*INPUT RECORDS*
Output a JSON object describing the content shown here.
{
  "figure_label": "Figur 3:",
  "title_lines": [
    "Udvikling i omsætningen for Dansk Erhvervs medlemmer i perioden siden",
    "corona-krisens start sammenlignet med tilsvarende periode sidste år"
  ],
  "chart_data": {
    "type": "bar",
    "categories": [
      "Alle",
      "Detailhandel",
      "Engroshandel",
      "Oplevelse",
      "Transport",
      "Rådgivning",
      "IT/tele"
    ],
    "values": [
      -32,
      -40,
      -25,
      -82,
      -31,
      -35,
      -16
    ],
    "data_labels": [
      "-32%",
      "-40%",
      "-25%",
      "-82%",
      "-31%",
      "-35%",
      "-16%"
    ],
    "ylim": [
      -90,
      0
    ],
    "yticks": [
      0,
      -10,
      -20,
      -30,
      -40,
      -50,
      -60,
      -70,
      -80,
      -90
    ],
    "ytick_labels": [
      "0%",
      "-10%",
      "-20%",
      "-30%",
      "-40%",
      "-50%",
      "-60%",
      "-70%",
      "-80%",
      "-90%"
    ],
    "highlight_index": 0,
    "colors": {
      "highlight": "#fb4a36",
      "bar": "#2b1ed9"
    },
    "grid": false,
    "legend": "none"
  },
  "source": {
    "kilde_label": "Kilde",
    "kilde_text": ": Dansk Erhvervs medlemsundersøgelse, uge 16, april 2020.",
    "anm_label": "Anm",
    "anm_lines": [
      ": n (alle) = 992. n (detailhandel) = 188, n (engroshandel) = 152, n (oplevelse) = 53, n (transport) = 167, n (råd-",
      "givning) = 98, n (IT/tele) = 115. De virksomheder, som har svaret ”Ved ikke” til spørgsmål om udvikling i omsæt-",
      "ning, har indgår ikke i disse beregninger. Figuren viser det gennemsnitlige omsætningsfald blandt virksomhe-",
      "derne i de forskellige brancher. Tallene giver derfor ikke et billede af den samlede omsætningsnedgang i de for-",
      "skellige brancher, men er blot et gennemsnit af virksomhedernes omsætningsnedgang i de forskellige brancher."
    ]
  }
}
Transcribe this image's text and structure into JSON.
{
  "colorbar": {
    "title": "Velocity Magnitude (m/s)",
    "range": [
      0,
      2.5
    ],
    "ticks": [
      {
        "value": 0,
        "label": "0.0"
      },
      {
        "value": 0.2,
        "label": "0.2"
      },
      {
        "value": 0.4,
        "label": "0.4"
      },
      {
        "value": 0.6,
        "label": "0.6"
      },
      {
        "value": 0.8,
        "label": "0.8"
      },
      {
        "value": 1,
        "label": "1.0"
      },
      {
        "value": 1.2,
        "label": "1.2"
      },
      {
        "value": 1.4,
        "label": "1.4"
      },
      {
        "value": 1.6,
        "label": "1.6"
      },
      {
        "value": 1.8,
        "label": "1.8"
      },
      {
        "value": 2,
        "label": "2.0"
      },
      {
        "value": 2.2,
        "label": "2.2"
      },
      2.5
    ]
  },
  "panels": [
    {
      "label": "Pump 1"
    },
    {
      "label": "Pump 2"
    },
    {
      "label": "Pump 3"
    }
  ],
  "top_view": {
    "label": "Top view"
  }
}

*STATED EXERCISE*
Determine how many lines in the listing above hold the word "Pump", answering with the number only.

*RESULT BELOW*
3